(Dataset records)
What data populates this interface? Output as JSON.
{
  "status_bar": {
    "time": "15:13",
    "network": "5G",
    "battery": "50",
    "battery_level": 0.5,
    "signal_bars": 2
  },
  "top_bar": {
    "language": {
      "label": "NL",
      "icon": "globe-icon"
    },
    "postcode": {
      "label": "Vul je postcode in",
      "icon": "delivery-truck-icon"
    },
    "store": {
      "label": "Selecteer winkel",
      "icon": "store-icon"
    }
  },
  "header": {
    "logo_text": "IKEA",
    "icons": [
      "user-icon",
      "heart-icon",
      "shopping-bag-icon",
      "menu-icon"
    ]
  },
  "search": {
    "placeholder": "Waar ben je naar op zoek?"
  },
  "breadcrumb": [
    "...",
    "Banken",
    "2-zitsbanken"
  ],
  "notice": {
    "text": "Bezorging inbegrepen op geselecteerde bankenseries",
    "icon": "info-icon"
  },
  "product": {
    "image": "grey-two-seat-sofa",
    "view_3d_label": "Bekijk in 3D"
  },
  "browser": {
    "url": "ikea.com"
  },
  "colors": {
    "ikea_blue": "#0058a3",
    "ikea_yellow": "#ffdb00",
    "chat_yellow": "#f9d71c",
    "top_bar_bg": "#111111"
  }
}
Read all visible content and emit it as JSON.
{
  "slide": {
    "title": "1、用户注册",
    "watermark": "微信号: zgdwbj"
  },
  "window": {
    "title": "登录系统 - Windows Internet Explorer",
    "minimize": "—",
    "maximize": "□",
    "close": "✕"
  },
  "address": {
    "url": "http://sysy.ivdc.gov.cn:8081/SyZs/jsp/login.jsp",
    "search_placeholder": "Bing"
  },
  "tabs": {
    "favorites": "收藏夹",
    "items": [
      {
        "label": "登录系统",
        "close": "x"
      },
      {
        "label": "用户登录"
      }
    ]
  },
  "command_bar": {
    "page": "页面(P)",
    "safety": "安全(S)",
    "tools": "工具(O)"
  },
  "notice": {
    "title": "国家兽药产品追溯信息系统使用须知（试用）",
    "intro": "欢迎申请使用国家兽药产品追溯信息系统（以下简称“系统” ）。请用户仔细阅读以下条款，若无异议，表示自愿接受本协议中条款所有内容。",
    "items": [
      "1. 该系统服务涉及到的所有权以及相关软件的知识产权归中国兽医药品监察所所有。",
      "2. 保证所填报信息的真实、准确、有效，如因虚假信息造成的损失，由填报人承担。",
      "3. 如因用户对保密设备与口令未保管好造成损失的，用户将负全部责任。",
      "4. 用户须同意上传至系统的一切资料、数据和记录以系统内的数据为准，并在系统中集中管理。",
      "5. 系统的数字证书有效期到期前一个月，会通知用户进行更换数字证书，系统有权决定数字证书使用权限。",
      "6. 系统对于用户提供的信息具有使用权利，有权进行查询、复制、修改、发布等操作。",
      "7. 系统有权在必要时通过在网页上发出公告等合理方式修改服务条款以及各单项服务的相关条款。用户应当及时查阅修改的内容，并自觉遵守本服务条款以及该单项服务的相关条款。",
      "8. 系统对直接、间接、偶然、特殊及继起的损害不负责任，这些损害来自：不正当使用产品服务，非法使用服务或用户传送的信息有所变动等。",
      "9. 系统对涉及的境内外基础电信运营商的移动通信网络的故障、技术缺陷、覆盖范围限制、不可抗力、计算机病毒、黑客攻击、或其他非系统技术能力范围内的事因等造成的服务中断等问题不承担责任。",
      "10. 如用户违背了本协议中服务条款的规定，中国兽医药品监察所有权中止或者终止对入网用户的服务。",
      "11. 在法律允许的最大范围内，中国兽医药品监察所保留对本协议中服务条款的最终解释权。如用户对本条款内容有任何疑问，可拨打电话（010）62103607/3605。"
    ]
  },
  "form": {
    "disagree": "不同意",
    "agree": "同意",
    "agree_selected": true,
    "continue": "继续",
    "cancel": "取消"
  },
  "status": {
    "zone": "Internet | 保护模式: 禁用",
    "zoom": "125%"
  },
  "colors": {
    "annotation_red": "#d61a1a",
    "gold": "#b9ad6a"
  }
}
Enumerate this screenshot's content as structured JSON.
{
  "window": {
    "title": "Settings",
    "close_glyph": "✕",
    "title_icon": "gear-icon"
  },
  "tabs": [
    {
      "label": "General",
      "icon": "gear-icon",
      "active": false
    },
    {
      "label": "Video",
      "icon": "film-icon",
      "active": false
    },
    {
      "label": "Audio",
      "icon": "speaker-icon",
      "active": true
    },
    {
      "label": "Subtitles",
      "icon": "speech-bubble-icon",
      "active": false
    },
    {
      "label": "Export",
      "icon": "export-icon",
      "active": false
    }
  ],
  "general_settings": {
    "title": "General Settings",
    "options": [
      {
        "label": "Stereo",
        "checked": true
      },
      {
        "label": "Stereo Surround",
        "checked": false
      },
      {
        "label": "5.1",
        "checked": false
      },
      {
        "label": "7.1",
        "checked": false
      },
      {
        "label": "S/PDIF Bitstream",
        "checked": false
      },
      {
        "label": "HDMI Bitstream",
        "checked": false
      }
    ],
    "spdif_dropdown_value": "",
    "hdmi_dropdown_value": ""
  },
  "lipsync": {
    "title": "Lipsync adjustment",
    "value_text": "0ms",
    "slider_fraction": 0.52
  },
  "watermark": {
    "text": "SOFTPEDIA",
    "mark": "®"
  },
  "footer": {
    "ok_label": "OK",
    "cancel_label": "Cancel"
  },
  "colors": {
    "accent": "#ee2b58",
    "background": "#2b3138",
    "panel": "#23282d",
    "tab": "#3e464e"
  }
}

**What is expected:**
Print every line of the records exactly. Omit nothing.

**Reply:**
What data populates this interface? Output as JSON.
{
  "status_bar": {
    "time": "15:13",
    "network": "5G",
    "battery": "50",
    "battery_level": 0.5,
    "signal_bars": 2
  },
  "top_bar": {
    "language": {
      "label": "NL",
      "icon": "globe-icon"
    },
    "postcode": {
      "label": "Vul je postcode in",
      "icon": "delivery-truck-icon"
    },
    "store": {
      "label": "Selecteer winkel",
      "icon": "store-icon"
    }
  },
  "header": {
    "logo_text": "IKEA",
    "icons": [
      "user-icon",
      "heart-icon",
      "shopping-bag-icon",
      "menu-icon"
    ]
  },
  "search": {
    "placeholder": "Waar ben je naar op zoek?"
  },
  "breadcrumb": [
    "...",
    "Banken",
    "2-zitsbanken"
  ],
  "notice": {
    "text": "Bezorging inbegrepen op geselecteerde bankenseries",
    "icon": "info-icon"
  },
  "product": {
    "image": "grey-two-seat-sofa",
    "view_3d_label": "Bekijk in 3D"
  },
  "browser": {
    "url": "ikea.com"
  },
  "colors": {
    "ikea_blue": "#0058a3",
    "ikea_yellow": "#ffdb00",
    "chat_yellow": "#f9d71c",
    "top_bar_bg": "#111111"
  }
}
Read all visible content and emit it as JSON.
{
  "slide": {
    "title": "1、用户注册",
    "watermark": "微信号: zgdwbj"
  },
  "window": {
    "title": "登录系统 - Windows Internet Explorer",
    "minimize": "—",
    "maximize": "□",
    "close": "✕"
  },
  "address": {
    "url": "http://sysy.ivdc.gov.cn:8081/SyZs/jsp/login.jsp",
    "search_placeholder": "Bing"
  },
  "tabs": {
    "favorites": "收藏夹",
    "items": [
      {
        "label": "登录系统",
        "close": "x"
      },
      {
        "label": "用户登录"
      }
    ]
  },
  "command_bar": {
    "page": "页面(P)",
    "safety": "安全(S)",
    "tools": "工具(O)"
  },
  "notice": {
    "title": "国家兽药产品追溯信息系统使用须知（试用）",
    "intro": "欢迎申请使用国家兽药产品追溯信息系统（以下简称“系统” ）。请用户仔细阅读以下条款，若无异议，表示自愿接受本协议中条款所有内容。",
    "items": [
      "1. 该系统服务涉及到的所有权以及相关软件的知识产权归中国兽医药品监察所所有。",
      "2. 保证所填报信息的真实、准确、有效，如因虚假信息造成的损失，由填报人承担。",
      "3. 如因用户对保密设备与口令未保管好造成损失的，用户将负全部责任。",
      "4. 用户须同意上传至系统的一切资料、数据和记录以系统内的数据为准，并在系统中集中管理。",
      "5. 系统的数字证书有效期到期前一个月，会通知用户进行更换数字证书，系统有权决定数字证书使用权限。",
      "6. 系统对于用户提供的信息具有使用权利，有权进行查询、复制、修改、发布等操作。",
      "7. 系统有权在必要时通过在网页上发出公告等合理方式修改服务条款以及各单项服务的相关条款。用户应当及时查阅修改的内容，并自觉遵守本服务条款以及该单项服务的相关条款。",
      "8. 系统对直接、间接、偶然、特殊及继起的损害不负责任，这些损害来自：不正当使用产品服务，非法使用服务或用户传送的信息有所变动等。",
      "9. 系统对涉及的境内外基础电信运营商的移动通信网络的故障、技术缺陷、覆盖范围限制、不可抗力、计算机病毒、黑客攻击、或其他非系统技术能力范围内的事因等造成的服务中断等问题不承担责任。",
      "10. 如用户违背了本协议中服务条款的规定，中国兽医药品监察所有权中止或者终止对入网用户的服务。",
      "11. 在法律允许的最大范围内，中国兽医药品监察所保留对本协议中服务条款的最终解释权。如用户对本条款内容有任何疑问，可拨打电话（010）62103607/3605。"
    ]
  },
  "form": {
    "disagree": "不同意",
    "agree": "同意",
    "agree_selected": true,
    "continue": "继续",
    "cancel": "取消"
  },
  "status": {
    "zone": "Internet | 保护模式: 禁用",
    "zoom": "125%"
  },
  "colors": {
    "annotation_red": "#d61a1a",
    "gold": "#b9ad6a"
  }
}
Enumerate this screenshot's content as structured JSON.
{
  "window": {
    "title": "Settings",
    "close_glyph": "✕",
    "title_icon": "gear-icon"
  },
  "tabs": [
    {
      "label": "General",
      "icon": "gear-icon",
      "active": false
    },
    {
      "label": "Video",
      "icon": "film-icon",
      "active": false
    },
    {
      "label": "Audio",
      "icon": "speaker-icon",
      "active": true
    },
    {
      "label": "Subtitles",
      "icon": "speech-bubble-icon",
      "active": false
    },
    {
      "label": "Export",
      "icon": "export-icon",
      "active": false
    }
  ],
  "general_settings": {
    "title": "General Settings",
    "options": [
      {
        "label": "Stereo",
        "checked": true
      },
      {
        "label": "Stereo Surround",
        "checked": false
      },
      {
        "label": "5.1",
        "checked": false
      },
      {
        "label": "7.1",
        "checked": false
      },
      {
        "label": "S/PDIF Bitstream",
        "checked": false
      },
      {
        "label": "HDMI Bitstream",
        "checked": false
      }
    ],
    "spdif_dropdown_value": "",
    "hdmi_dropdown_value": ""
  },
  "lipsync": {
    "title": "Lipsync adjustment",
    "value_text": "0ms",
    "slider_fraction": 0.52
  },
  "watermark": {
    "text": "SOFTPEDIA",
    "mark": "®"
  },
  "footer": {
    "ok_label": "OK",
    "cancel_label": "Cancel"
  },
  "colors": {
    "accent": "#ee2b58",
    "background": "#2b3138",
    "panel": "#23282d",
    "tab": "#3e464e"
  }
}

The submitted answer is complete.